### WHAT THE TASK ASKS
Go through the listing below and gather every line with the word "Gebet".

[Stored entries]
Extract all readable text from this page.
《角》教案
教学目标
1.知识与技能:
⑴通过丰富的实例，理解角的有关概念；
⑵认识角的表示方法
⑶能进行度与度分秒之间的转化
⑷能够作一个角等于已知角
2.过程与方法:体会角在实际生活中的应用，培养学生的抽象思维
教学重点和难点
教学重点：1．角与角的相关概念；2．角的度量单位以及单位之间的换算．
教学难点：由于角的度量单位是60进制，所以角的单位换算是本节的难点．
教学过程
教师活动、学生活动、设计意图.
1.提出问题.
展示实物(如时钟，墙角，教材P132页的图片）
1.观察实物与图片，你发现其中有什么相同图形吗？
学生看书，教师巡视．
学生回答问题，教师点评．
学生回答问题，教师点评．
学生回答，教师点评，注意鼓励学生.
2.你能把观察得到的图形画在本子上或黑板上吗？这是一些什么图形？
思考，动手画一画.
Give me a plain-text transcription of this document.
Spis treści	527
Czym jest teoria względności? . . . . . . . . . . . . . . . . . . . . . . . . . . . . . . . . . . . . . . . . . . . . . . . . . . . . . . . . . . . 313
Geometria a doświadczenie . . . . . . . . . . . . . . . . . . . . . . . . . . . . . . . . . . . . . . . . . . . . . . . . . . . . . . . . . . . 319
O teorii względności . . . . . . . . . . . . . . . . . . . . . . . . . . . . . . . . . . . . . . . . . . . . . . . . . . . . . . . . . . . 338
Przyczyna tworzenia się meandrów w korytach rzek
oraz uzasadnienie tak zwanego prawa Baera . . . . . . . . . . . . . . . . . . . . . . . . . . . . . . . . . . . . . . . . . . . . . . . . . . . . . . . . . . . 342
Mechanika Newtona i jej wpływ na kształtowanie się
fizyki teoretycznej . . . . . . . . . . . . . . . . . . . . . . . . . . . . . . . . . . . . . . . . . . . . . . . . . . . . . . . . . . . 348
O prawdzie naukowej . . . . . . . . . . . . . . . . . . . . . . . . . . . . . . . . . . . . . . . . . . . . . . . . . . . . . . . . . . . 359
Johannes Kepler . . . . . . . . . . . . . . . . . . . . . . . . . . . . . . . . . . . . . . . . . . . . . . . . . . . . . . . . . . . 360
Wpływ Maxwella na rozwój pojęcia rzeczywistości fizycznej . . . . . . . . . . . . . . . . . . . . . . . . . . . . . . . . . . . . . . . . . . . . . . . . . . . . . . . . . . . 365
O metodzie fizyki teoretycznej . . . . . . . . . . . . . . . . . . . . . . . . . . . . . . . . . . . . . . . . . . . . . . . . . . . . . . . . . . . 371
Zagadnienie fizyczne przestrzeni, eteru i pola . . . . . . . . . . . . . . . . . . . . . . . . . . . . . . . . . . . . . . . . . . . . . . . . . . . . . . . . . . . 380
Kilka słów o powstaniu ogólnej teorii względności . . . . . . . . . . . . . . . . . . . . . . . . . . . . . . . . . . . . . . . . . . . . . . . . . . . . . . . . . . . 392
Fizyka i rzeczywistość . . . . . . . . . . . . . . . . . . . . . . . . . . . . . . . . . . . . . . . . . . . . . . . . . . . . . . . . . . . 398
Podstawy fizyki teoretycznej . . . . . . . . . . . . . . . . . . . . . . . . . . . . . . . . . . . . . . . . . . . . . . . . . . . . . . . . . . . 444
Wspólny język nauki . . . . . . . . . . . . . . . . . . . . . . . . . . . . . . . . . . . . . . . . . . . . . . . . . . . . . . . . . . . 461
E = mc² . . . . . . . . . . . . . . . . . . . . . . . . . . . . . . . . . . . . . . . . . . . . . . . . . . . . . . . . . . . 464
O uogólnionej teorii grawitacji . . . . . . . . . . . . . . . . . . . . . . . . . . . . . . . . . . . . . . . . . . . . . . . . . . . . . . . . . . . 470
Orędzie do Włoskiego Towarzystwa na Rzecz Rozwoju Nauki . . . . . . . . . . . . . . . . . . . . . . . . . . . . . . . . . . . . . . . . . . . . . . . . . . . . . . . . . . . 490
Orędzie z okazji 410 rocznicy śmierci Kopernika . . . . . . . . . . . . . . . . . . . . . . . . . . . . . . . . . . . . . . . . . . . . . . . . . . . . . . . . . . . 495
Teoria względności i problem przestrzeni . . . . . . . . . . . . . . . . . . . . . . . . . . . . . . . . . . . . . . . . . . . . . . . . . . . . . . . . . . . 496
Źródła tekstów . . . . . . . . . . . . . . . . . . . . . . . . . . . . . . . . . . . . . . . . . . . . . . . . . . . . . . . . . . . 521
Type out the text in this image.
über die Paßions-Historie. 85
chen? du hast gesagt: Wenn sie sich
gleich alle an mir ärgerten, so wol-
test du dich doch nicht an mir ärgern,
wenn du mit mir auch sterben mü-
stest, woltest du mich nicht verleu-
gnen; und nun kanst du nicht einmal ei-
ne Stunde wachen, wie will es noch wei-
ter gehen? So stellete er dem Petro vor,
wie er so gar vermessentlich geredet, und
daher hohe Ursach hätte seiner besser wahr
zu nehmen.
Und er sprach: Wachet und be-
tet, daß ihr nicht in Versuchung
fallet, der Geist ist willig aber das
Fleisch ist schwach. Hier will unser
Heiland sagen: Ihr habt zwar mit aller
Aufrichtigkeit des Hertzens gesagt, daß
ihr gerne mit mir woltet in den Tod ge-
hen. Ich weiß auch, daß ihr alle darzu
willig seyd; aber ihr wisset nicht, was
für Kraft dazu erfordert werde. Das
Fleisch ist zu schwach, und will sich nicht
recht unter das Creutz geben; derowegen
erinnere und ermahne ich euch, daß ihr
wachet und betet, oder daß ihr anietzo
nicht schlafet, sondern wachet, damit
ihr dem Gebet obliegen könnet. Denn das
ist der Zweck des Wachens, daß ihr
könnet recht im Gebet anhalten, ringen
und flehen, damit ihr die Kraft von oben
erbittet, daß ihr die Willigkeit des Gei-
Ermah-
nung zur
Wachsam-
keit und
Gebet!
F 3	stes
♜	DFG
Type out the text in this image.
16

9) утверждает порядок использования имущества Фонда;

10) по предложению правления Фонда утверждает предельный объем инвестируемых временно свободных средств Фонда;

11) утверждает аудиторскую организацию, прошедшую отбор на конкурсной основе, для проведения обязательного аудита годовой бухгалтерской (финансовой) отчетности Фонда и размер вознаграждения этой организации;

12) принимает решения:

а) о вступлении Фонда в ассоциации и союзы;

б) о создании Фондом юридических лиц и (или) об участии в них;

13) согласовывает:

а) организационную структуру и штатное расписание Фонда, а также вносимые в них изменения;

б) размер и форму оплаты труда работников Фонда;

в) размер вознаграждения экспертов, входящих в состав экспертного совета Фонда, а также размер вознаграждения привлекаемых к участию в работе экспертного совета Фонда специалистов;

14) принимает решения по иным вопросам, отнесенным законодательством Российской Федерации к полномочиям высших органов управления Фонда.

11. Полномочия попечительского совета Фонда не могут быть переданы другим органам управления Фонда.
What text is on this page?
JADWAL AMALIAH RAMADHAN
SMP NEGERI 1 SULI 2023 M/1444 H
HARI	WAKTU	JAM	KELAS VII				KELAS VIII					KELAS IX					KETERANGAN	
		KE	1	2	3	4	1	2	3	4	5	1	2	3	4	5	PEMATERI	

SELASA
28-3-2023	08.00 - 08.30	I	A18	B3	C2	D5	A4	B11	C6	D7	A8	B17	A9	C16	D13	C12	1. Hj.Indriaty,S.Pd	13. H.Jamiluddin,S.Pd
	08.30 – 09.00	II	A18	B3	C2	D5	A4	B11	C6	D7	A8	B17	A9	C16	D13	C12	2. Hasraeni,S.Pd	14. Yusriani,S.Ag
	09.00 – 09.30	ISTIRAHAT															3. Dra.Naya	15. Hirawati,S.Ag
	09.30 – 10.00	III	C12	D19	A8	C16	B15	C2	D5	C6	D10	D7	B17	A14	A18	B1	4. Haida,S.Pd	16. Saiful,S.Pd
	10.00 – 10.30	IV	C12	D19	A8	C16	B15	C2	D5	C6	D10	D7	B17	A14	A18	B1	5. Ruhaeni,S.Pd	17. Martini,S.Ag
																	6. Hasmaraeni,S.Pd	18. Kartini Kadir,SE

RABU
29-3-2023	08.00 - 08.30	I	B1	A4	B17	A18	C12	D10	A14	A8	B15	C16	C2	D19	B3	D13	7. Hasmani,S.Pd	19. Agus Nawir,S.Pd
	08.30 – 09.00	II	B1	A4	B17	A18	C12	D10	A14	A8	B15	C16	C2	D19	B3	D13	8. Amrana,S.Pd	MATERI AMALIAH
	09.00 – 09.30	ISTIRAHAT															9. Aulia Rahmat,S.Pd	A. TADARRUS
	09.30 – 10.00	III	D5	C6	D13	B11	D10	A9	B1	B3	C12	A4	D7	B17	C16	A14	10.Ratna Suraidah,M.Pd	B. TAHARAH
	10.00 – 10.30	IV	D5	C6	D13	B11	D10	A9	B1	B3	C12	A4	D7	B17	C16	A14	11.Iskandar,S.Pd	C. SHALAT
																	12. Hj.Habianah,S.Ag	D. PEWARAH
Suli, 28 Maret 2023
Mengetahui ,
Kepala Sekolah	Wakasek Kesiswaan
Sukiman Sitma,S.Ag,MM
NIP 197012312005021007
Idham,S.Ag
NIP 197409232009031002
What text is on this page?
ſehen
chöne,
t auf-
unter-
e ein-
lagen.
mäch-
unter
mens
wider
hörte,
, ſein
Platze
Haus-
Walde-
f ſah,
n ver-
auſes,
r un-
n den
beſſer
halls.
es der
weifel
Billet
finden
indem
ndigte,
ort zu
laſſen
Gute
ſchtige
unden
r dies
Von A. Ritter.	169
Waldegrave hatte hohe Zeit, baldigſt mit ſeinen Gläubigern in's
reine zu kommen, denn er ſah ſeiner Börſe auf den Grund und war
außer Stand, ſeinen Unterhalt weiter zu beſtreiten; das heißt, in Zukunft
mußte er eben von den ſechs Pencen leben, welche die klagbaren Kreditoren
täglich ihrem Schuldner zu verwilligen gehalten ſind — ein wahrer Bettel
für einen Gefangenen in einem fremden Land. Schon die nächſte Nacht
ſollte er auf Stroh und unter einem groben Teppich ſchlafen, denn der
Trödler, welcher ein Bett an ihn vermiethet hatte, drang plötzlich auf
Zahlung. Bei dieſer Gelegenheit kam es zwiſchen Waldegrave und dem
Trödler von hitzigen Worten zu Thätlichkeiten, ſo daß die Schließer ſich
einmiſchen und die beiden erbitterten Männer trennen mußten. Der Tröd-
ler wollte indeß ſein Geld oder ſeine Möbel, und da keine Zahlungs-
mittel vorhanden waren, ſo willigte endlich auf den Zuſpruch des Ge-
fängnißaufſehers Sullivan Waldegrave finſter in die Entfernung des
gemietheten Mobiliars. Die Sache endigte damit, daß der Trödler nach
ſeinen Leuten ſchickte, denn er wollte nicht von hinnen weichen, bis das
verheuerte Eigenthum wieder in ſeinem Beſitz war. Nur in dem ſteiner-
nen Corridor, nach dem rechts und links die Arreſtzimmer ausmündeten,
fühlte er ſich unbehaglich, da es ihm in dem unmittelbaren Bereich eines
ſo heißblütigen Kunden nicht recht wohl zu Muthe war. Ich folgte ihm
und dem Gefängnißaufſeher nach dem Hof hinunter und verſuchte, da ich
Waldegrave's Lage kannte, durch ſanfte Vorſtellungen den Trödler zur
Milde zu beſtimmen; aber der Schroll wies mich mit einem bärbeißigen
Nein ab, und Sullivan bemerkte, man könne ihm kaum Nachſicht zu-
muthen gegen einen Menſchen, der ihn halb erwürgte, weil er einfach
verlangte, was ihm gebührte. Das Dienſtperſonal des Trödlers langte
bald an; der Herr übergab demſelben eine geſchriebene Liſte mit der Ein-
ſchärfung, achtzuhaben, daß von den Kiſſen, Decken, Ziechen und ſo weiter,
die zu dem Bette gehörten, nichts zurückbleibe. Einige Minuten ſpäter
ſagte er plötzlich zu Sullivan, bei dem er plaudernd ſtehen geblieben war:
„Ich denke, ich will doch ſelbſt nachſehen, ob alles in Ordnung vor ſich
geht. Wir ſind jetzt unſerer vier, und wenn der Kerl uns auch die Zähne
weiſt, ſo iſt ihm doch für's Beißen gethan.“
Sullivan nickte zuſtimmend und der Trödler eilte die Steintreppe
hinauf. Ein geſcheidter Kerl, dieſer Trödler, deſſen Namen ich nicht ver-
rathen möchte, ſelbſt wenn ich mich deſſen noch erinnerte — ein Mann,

### SOLUTION TO THIS TASK
ihr dem Gebet obliegen könnet. Denn das
könnet recht im Gebet anhalten, ringen
Gebet!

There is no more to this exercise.